# [TEXTAUSZUG]
******

Der zurückliegender Spieltag in der Kreisliga A des Fußballkreises Grevenbroich/Neuss hat das Aufstiegsrennen noch einmal enger und gleichzeitig für zwei Mannschaften schwieriger gemacht. Während der VfR Büttgen wichtige Punkte sammelte, ließen sowohl der BV Wevelinghoven als auch die Sportfreunde Vorst Zähler liegen – und verlieren damit etwas an Boden im Kampf um einer der drei Aufstiegsplätze.
Besonders bitter verlief der Spieltag für Wevelinghoven. Bei der 1:3-Schlappe im direkten Duell mit Büttgen zeigte die Mannschaft von Trainer Markus Stupp zwar eine engagierte Leistung, stand am Ende jedoch erneut ohne Punkte da. „Wir können nicht zufrieden sein“, sagte der Coach nach der Partie. „Die Leistung gegen Büttgen war besser als in den vorherigen Wochen, aber wir haben die Tore einfach nicht gemacht.“ Nach seinen Angaben erspielte sich sein Team eine Vielzahl klarer Möglichkeiten. „Wir hatten sieben Hochkaräter, zum Teil laufen wir alleine auf den Torwart zu und schießen drüber“, erklärte Stupp. „Ich suche noch nach Gründen. Das muss in einem Topspiel einfach reichen, wenn man sich so viele gute Chancen erarbeitet.“
Büttgen hingegen nutzte seine erste echte Gelegenheit direkt zur Führung. Zwar gelang Wevelinghoven nach der Pause schnell der Ausgleich und das Momentum lag zunächst aufseiten der Gastgeber, doch auch danach blieb die Chancenverwertung das große Problem. Für den Trainer ist das kein neues Thema. „Das war schon letzte Saison unser Problem“, sagte er. „Wir haben eine der besten Offensiven der Liga, brauchen aber dreimal so viele Chancen, wie wir nutzen.“ Im Kampf um den Aufstieg wächst damit der Druck.

******

# [Daten zur Analyse des Seitenlayouts]

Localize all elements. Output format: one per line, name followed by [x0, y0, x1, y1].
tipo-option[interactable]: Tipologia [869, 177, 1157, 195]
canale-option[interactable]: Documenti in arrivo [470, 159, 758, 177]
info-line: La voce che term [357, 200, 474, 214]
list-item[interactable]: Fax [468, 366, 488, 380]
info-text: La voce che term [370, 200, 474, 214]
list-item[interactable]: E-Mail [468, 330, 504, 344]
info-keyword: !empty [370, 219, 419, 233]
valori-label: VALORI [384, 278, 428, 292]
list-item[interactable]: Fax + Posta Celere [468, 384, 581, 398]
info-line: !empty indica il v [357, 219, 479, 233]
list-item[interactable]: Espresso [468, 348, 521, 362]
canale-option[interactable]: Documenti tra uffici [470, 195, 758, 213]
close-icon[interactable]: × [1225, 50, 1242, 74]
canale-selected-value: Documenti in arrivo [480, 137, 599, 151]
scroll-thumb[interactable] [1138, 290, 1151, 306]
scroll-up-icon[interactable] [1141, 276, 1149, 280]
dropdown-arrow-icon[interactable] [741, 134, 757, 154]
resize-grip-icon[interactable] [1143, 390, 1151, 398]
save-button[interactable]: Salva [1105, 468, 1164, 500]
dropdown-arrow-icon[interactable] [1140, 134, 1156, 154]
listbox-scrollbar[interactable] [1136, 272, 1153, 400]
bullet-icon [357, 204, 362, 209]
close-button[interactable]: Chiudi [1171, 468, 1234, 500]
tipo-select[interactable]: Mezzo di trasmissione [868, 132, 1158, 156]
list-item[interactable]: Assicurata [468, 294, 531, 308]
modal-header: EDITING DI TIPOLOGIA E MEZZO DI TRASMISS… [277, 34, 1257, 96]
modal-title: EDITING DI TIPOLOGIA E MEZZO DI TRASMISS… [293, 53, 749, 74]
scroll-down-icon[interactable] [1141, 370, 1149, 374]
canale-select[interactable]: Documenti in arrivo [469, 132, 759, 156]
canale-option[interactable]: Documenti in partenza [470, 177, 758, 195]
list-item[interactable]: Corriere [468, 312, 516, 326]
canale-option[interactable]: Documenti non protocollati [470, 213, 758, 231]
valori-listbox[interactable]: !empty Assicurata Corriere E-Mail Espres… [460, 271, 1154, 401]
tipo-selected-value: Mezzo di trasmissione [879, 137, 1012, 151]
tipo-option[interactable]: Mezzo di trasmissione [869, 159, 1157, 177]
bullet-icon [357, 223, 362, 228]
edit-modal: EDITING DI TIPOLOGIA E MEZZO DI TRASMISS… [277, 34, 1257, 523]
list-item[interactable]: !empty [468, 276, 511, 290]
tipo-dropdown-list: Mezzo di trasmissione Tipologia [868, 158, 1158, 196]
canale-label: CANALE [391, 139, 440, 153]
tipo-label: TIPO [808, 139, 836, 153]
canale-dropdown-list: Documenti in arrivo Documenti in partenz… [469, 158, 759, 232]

******

Mit welchem Ergebnis verlor der BV Wevelinghoven laut dem Textauszug gegen den VfR Büttgen?

Mit 1:3.